Written exercise:
Your task is to transcribe, word for word, the line containing "Read all visible content and emit it as JSON." and all lines that follow it to the end of the entries. Leave out the pictures.
begin Data rows
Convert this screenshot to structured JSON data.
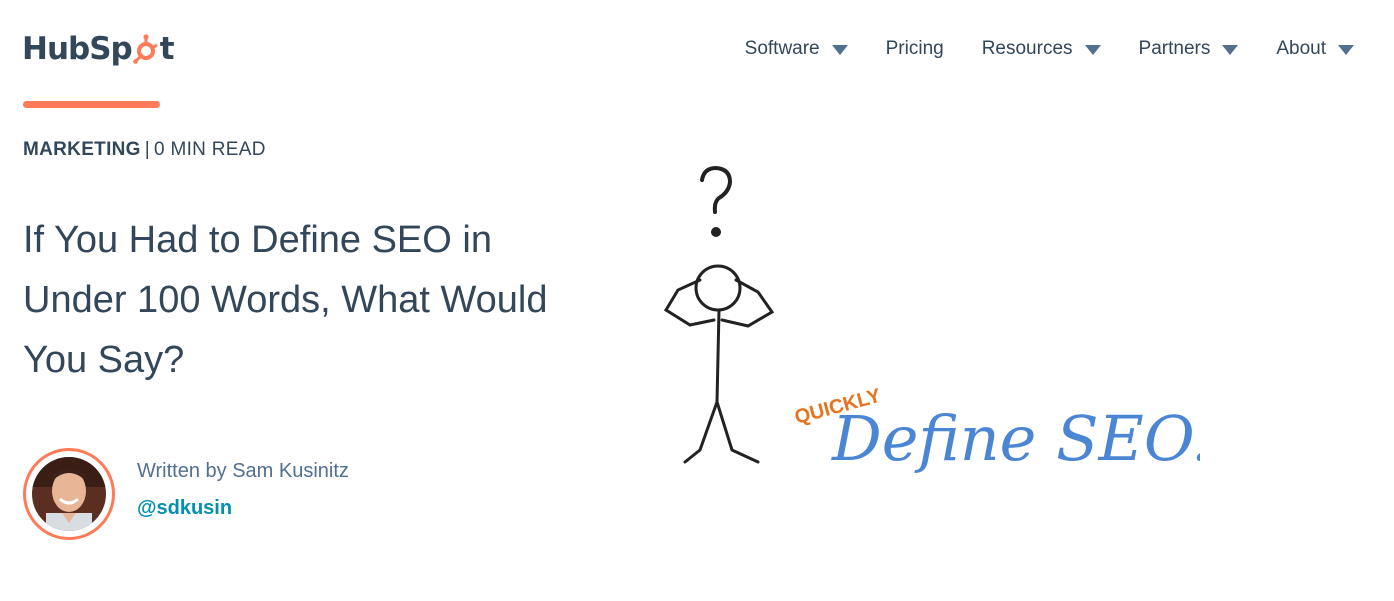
{
  "header": {
    "logo_text_left": "HubSp",
    "logo_text_right": "t",
    "nav": [
      {
        "label": "Software",
        "has_dropdown": true
      },
      {
        "label": "Pricing",
        "has_dropdown": false
      },
      {
        "label": "Resources",
        "has_dropdown": true
      },
      {
        "label": "Partners",
        "has_dropdown": true
      },
      {
        "label": "About",
        "has_dropdown": true
      }
    ]
  },
  "article": {
    "topic": "MARKETING",
    "separator": "|",
    "read_time": "0 MIN READ",
    "title": "If You Had to Define SEO in Under 100 Words, What Would You Say?",
    "author": {
      "written_by": "Written by Sam Kusinitz",
      "handle": "@sdkusin"
    },
    "image": {
      "word_small": "QUICKLY",
      "word_large": "Define SEO."
    }
  },
  "colors": {
    "brand_orange": "#ff7a59",
    "text_dark": "#33475b",
    "link_teal": "#0091ae",
    "image_blue": "#4a86d4",
    "image_orange": "#e8731f"
  }
}
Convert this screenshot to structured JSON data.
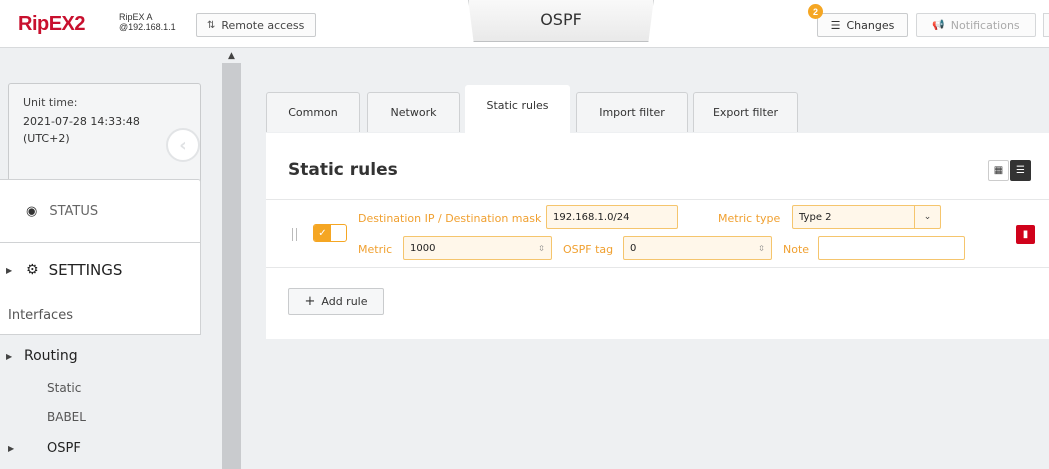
{
  "header": {
    "logo_text": "RipEX2",
    "unit_name": "RipEX A",
    "unit_ip": "@192.168.1.1",
    "remote_access_label": "Remote access",
    "page_title": "OSPF",
    "changes_count": "2",
    "changes_label": "Changes",
    "notifications_label": "Notifications"
  },
  "sidebar": {
    "unit_time_label": "Unit time:",
    "unit_time_value": "2021-07-28 14:33:48",
    "unit_time_zone": "(UTC+2)",
    "status_label": "STATUS",
    "settings_label": "SETTINGS",
    "interfaces_label": "Interfaces",
    "routing_label": "Routing",
    "routing_items": [
      "Static",
      "BABEL",
      "OSPF"
    ]
  },
  "tabs": [
    "Common",
    "Network",
    "Static rules",
    "Import filter",
    "Export filter"
  ],
  "active_tab": "Static rules",
  "panel": {
    "title": "Static rules",
    "rule": {
      "enabled": true,
      "dest_label": "Destination IP / Destination mask",
      "dest_value": "192.168.1.0/24",
      "metric_type_label": "Metric type",
      "metric_type_value": "Type 2",
      "metric_label": "Metric",
      "metric_value": "1000",
      "ospf_tag_label": "OSPF tag",
      "ospf_tag_value": "0",
      "note_label": "Note",
      "note_value": ""
    },
    "add_rule_label": "Add rule"
  },
  "colors": {
    "brand": "#c8102e",
    "accent": "#f5a623",
    "danger": "#d0021b"
  }
}
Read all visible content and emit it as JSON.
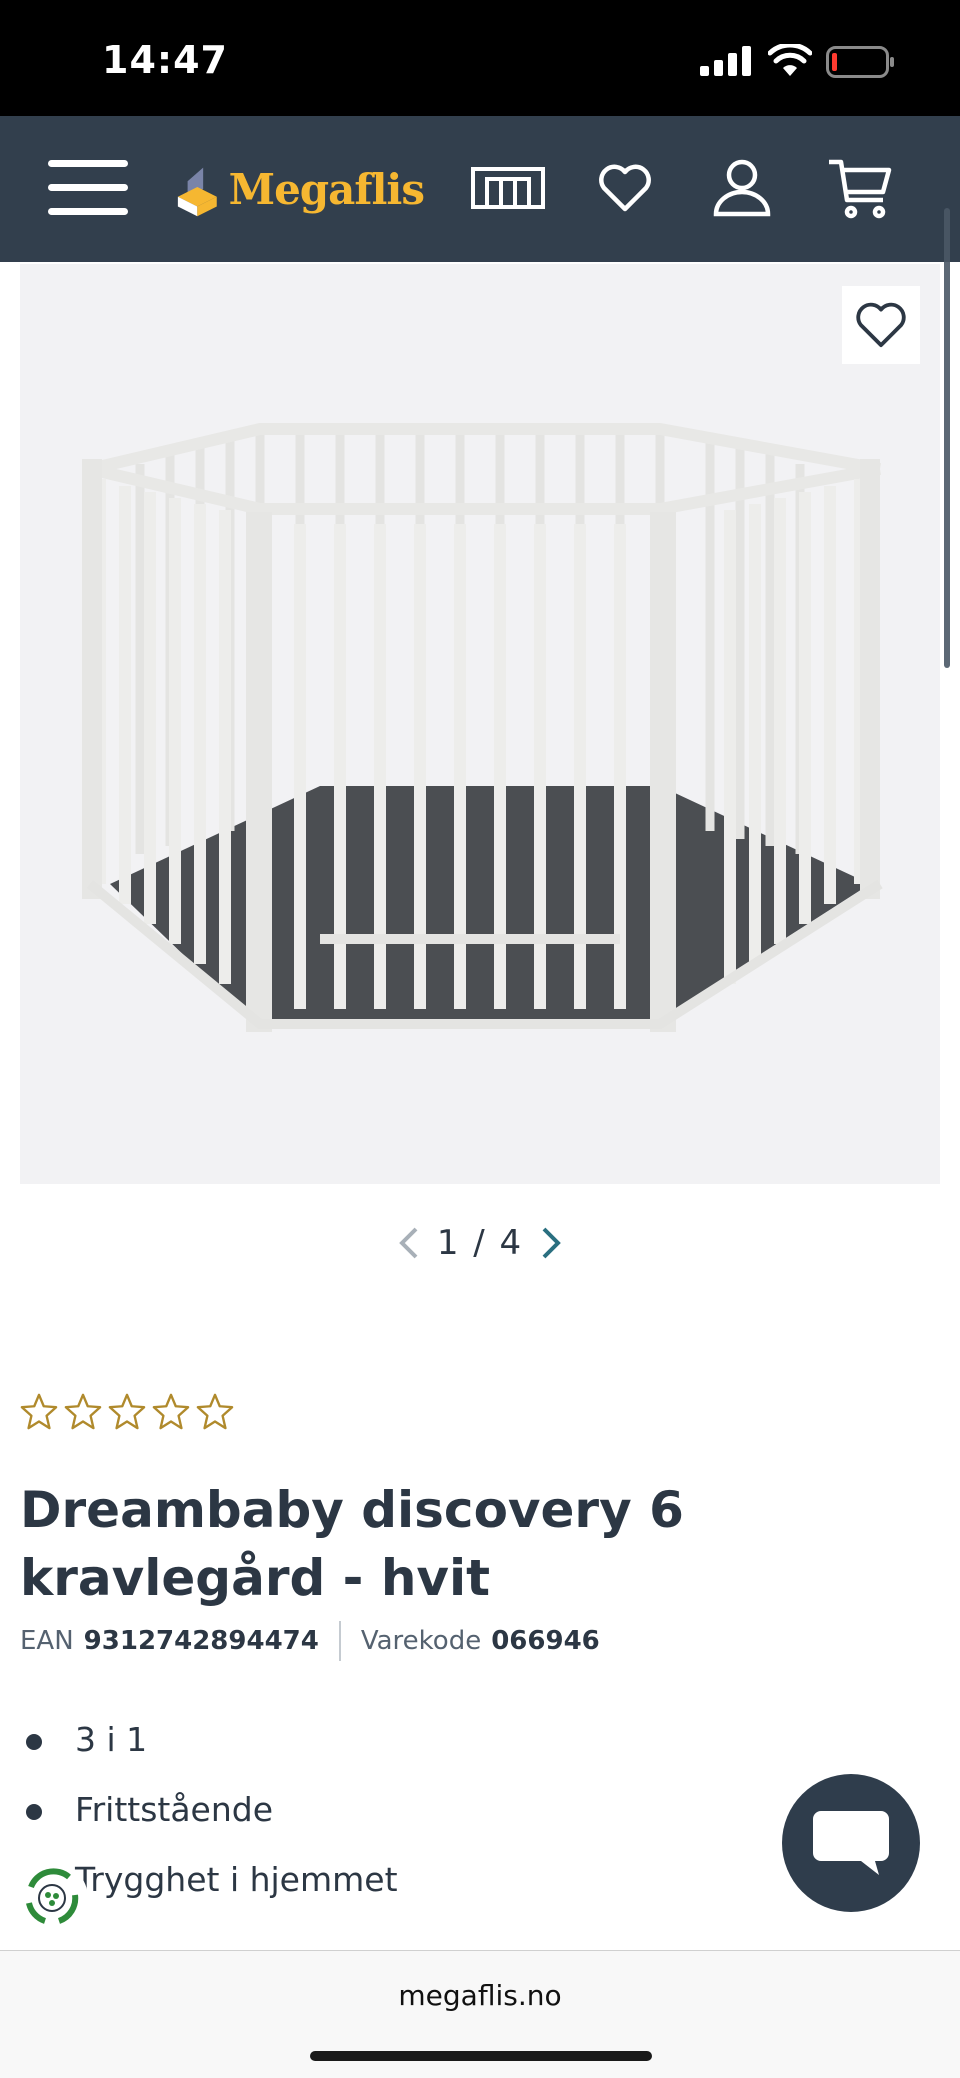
{
  "status_bar": {
    "time": "14:47"
  },
  "header": {
    "logo_text": "Megaflis",
    "brand_color": "#f6b731",
    "background": "#323f4d",
    "icons": [
      "menu-icon",
      "store-icon",
      "heart-icon",
      "user-icon",
      "cart-icon"
    ]
  },
  "gallery": {
    "current": "1",
    "separator": "/",
    "total": "4",
    "pager_label": "1 / 4"
  },
  "product": {
    "rating": 0,
    "rating_max": 5,
    "title": "Dreambaby discovery 6 kravlegård - hvit",
    "ean_label": "EAN",
    "ean_value": "9312742894474",
    "sku_label": "Varekode",
    "sku_value": "066946",
    "bullets": [
      "3 i 1",
      "Frittstående",
      "Trygghet i hjemmet"
    ]
  },
  "browser": {
    "url": "megaflis.no"
  }
}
end Data rows
Worked solution:
Read all visible content and emit it as JSON.
{
  "status_bar": {
    "time": "14:47"
  },
  "header": {
    "logo_text": "Megaflis",
    "brand_color": "#f6b731",
    "background": "#323f4d",
    "icons": [
      "menu-icon",
      "store-icon",
      "heart-icon",
      "user-icon",
      "cart-icon"
    ]
  },
  "gallery": {
    "current": "1",
    "separator": "/",
    "total": "4",
    "pager_label": "1 / 4"
  },
  "product": {
    "rating": 0,
    "rating_max": 5,
    "title": "Dreambaby discovery 6 kravlegård - hvit",
    "ean_label": "EAN",
    "ean_value": "9312742894474",
    "sku_label": "Varekode",
    "sku_value": "066946",
    "bullets": [
      "3 i 1",
      "Frittstående",
      "Trygghet i hjemmet"
    ]
  },
  "browser": {
    "url": "megaflis.no"
  }
}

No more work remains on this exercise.